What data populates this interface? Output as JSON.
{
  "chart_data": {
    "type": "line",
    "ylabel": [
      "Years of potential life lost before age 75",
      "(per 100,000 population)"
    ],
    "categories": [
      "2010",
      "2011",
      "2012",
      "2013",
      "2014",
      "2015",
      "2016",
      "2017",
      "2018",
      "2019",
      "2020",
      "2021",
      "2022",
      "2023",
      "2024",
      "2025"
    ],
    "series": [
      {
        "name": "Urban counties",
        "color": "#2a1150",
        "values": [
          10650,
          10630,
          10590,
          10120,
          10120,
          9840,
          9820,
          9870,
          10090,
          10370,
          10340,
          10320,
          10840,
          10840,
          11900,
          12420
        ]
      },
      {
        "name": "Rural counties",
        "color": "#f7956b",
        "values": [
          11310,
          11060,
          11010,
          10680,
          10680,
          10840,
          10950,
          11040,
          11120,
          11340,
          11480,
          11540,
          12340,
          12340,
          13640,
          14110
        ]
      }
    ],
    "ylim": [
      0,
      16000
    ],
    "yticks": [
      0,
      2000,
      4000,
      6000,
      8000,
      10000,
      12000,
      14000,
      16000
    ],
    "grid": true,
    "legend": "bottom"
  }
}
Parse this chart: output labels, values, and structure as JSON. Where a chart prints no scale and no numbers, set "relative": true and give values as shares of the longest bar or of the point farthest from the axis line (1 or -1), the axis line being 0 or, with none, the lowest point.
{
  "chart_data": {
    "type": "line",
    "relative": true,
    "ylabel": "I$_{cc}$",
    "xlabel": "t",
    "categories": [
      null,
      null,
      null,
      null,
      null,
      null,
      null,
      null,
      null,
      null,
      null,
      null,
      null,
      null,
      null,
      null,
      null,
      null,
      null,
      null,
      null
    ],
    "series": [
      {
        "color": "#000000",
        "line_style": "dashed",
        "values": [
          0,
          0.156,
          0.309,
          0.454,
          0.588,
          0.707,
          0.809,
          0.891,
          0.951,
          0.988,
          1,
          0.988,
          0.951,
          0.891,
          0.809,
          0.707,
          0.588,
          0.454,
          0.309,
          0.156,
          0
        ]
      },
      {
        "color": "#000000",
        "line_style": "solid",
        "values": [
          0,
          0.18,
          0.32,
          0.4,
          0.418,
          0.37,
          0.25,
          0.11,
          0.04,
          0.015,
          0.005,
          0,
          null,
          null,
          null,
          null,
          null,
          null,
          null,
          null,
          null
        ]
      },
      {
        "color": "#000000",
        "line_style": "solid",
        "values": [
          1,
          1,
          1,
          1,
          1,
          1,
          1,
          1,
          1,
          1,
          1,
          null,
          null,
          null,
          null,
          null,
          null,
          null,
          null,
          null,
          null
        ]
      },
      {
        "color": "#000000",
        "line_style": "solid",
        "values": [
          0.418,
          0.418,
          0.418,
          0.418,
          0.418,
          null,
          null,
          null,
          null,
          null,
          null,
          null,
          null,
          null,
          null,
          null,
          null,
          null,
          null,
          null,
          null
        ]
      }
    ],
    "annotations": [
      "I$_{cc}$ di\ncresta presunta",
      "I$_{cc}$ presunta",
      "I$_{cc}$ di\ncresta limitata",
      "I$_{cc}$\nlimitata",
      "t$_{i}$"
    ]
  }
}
+---+
| STATED TASK |
Using the material above, print every entry exactly as written.

| TASK OUTPUT |
What data populates this interface? Output as JSON.
{
  "chart_data": {
    "type": "line",
    "ylabel": [
      "Years of potential life lost before age 75",
      "(per 100,000 population)"
    ],
    "categories": [
      "2010",
      "2011",
      "2012",
      "2013",
      "2014",
      "2015",
      "2016",
      "2017",
      "2018",
      "2019",
      "2020",
      "2021",
      "2022",
      "2023",
      "2024",
      "2025"
    ],
    "series": [
      {
        "name": "Urban counties",
        "color": "#2a1150",
        "values": [
          10650,
          10630,
          10590,
          10120,
          10120,
          9840,
          9820,
          9870,
          10090,
          10370,
          10340,
          10320,
          10840,
          10840,
          11900,
          12420
        ]
      },
      {
        "name": "Rural counties",
        "color": "#f7956b",
        "values": [
          11310,
          11060,
          11010,
          10680,
          10680,
          10840,
          10950,
          11040,
          11120,
          11340,
          11480,
          11540,
          12340,
          12340,
          13640,
          14110
        ]
      }
    ],
    "ylim": [
      0,
      16000
    ],
    "yticks": [
      0,
      2000,
      4000,
      6000,
      8000,
      10000,
      12000,
      14000,
      16000
    ],
    "grid": true,
    "legend": "bottom"
  }
}
Parse this chart: output labels, values, and structure as JSON. Where a chart prints no scale and no numbers, set "relative": true and give values as shares of the longest bar or of the point farthest from the axis line (1 or -1), the axis line being 0 or, with none, the lowest point.
{
  "chart_data": {
    "type": "line",
    "relative": true,
    "ylabel": "I$_{cc}$",
    "xlabel": "t",
    "categories": [
      null,
      null,
      null,
      null,
      null,
      null,
      null,
      null,
      null,
      null,
      null,
      null,
      null,
      null,
      null,
      null,
      null,
      null,
      null,
      null,
      null
    ],
    "series": [
      {
        "color": "#000000",
        "line_style": "dashed",
        "values": [
          0,
          0.156,
          0.309,
          0.454,
          0.588,
          0.707,
          0.809,
          0.891,
          0.951,
          0.988,
          1,
          0.988,
          0.951,
          0.891,
          0.809,
          0.707,
          0.588,
          0.454,
          0.309,
          0.156,
          0
        ]
      },
      {
        "color": "#000000",
        "line_style": "solid",
        "values": [
          0,
          0.18,
          0.32,
          0.4,
          0.418,
          0.37,
          0.25,
          0.11,
          0.04,
          0.015,
          0.005,
          0,
          null,
          null,
          null,
          null,
          null,
          null,
          null,
          null,
          null
        ]
      },
      {
        "color": "#000000",
        "line_style": "solid",
        "values": [
          1,
          1,
          1,
          1,
          1,
          1,
          1,
          1,
          1,
          1,
          1,
          null,
          null,
          null,
          null,
          null,
          null,
          null,
          null,
          null,
          null
        ]
      },
      {
        "color": "#000000",
        "line_style": "solid",
        "values": [
          0.418,
          0.418,
          0.418,
          0.418,
          0.418,
          null,
          null,
          null,
          null,
          null,
          null,
          null,
          null,
          null,
          null,
          null,
          null,
          null,
          null,
          null,
          null
        ]
      }
    ],
    "annotations": [
      "I$_{cc}$ di\ncresta presunta",
      "I$_{cc}$ presunta",
      "I$_{cc}$ di\ncresta limitata",
      "I$_{cc}$\nlimitata",
      "t$_{i}$"
    ]
  }
}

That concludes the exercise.